* Begin RAW RECORDS *

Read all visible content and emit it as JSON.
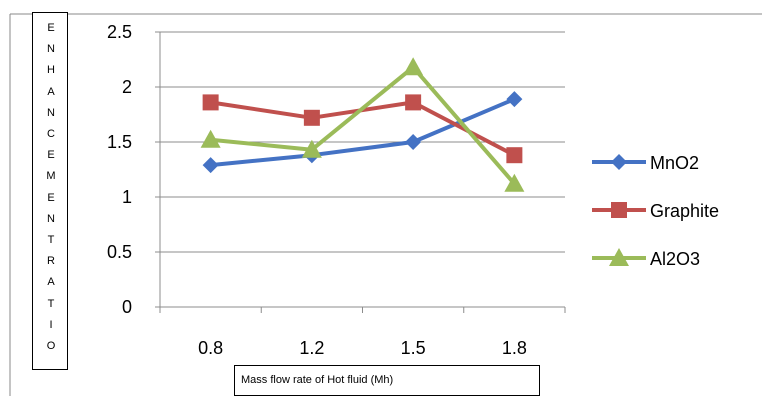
{
  "chart_data": {
    "type": "line",
    "categories": [
      "0.8",
      "1.2",
      "1.5",
      "1.8"
    ],
    "series": [
      {
        "name": "MnO2",
        "values": [
          1.29,
          1.38,
          1.5,
          1.89
        ],
        "color": "#4472C4",
        "marker": "diamond"
      },
      {
        "name": "Graphite",
        "values": [
          1.86,
          1.72,
          1.86,
          1.38
        ],
        "color": "#C0504D",
        "marker": "square"
      },
      {
        "name": "Al2O3",
        "values": [
          1.52,
          1.43,
          2.18,
          1.12
        ],
        "color": "#9BBB59",
        "marker": "triangle"
      }
    ],
    "ylabel": "ENHANCEMENTRATIO",
    "xlabel": "Mass flow rate of Hot fluid (Mh)",
    "ylim": [
      0,
      2.5
    ],
    "yticks": [
      "0",
      "0.5",
      "1",
      "1.5",
      "2",
      "2.5"
    ],
    "grid": true,
    "legend": "right"
  }
}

* End RAW RECORDS *

## SHORT TASK
Copy each line of the listing that holds the word "marker".

## EXERCISE OUTPUT
        "marker": "diamond"
        "marker": "square"
        "marker": "triangle"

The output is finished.